>> Begin
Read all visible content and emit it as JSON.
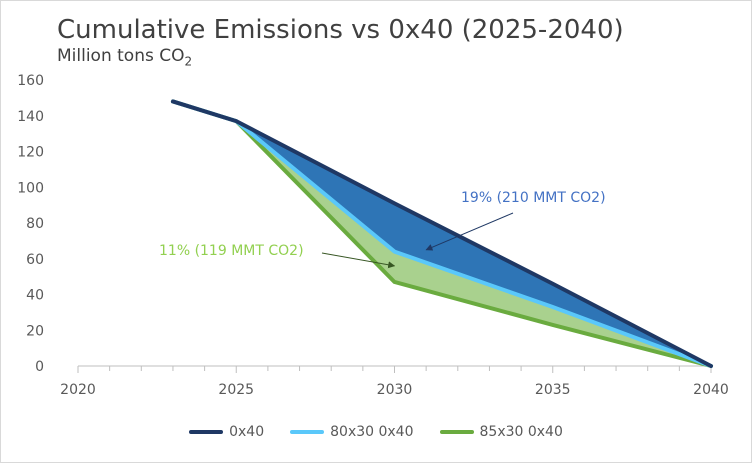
{
  "chart_data": {
    "type": "line",
    "title": "Cumulative Emissions vs 0x40 (2025-2040)",
    "subtitle_main": "Million tons CO",
    "subtitle_sub": "2",
    "ylim": [
      0,
      160
    ],
    "yticks": [
      0,
      20,
      40,
      60,
      80,
      100,
      120,
      140,
      160
    ],
    "xlim": [
      2020,
      2040
    ],
    "xticks": [
      2020,
      2025,
      2030,
      2035,
      2040
    ],
    "x_minor_step": 1,
    "grid": false,
    "legend_position": "bottom",
    "series": [
      {
        "name": "0x40",
        "color": "#1f3864",
        "points": [
          [
            2023,
            148
          ],
          [
            2025,
            137
          ],
          [
            2030,
            91
          ],
          [
            2035,
            46
          ],
          [
            2040,
            0
          ]
        ]
      },
      {
        "name": "80x30 0x40",
        "color": "#5ac8fa",
        "points": [
          [
            2023,
            148
          ],
          [
            2025,
            137
          ],
          [
            2030,
            64
          ],
          [
            2035,
            33
          ],
          [
            2040,
            0
          ]
        ]
      },
      {
        "name": "85x30 0x40",
        "color": "#6aab3f",
        "points": [
          [
            2023,
            148
          ],
          [
            2025,
            137
          ],
          [
            2030,
            47
          ],
          [
            2035,
            23
          ],
          [
            2040,
            0
          ]
        ]
      }
    ],
    "fills": [
      {
        "upper": "0x40",
        "lower": "80x30 0x40",
        "color": "#2e75b6"
      },
      {
        "upper": "80x30 0x40",
        "lower": "85x30 0x40",
        "color": "#a9d18e"
      }
    ],
    "annotations": [
      {
        "text": "19% (210 MMT CO2)",
        "color": "#4472c4",
        "arrow_to": [
          2031,
          65
        ]
      },
      {
        "text": "11% (119 MMT CO2)",
        "color": "#92d050",
        "arrow_to": [
          2030,
          56
        ]
      }
    ]
  }
}
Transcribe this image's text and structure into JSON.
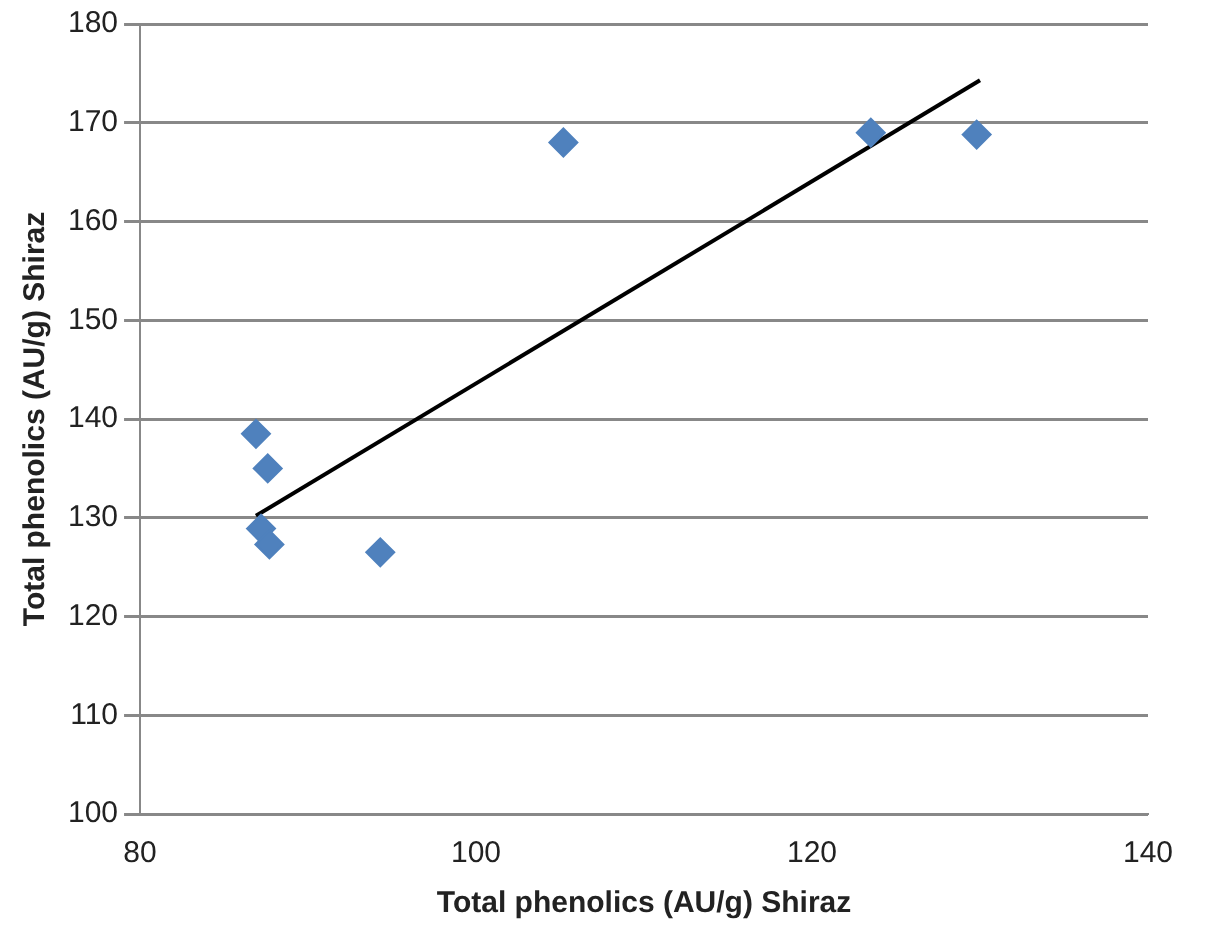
{
  "chart_data": {
    "type": "scatter",
    "xlabel": "Total phenolics (AU/g) Shiraz",
    "ylabel": "Total phenolics (AU/g) Shiraz",
    "xlim": [
      80,
      140
    ],
    "xticks": [
      80,
      100,
      120,
      140
    ],
    "ylim": [
      100,
      180
    ],
    "yticks": [
      100,
      110,
      120,
      130,
      140,
      150,
      160,
      170,
      180
    ],
    "grid": "y",
    "legend": false,
    "marker": "diamond",
    "series": [
      {
        "color": "#4f81bd",
        "x": [
          86.9,
          87.6,
          87.2,
          87.7,
          94.3,
          105.2,
          123.5,
          129.8
        ],
        "values": [
          138.5,
          135.0,
          128.9,
          127.3,
          126.5,
          168.0,
          169.0,
          168.8
        ]
      },
      {
        "type": "line",
        "color": "#000000",
        "marker": "none",
        "x": [
          86.9,
          130.0
        ],
        "values": [
          130.2,
          174.3
        ]
      }
    ]
  }
}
>> End
■ What the task requires: Track down all lines above with the string "JSON" and copy them.

■ Result of this exercise:
Read all visible content and emit it as JSON.
Transcribe this image's text and structure into JSON.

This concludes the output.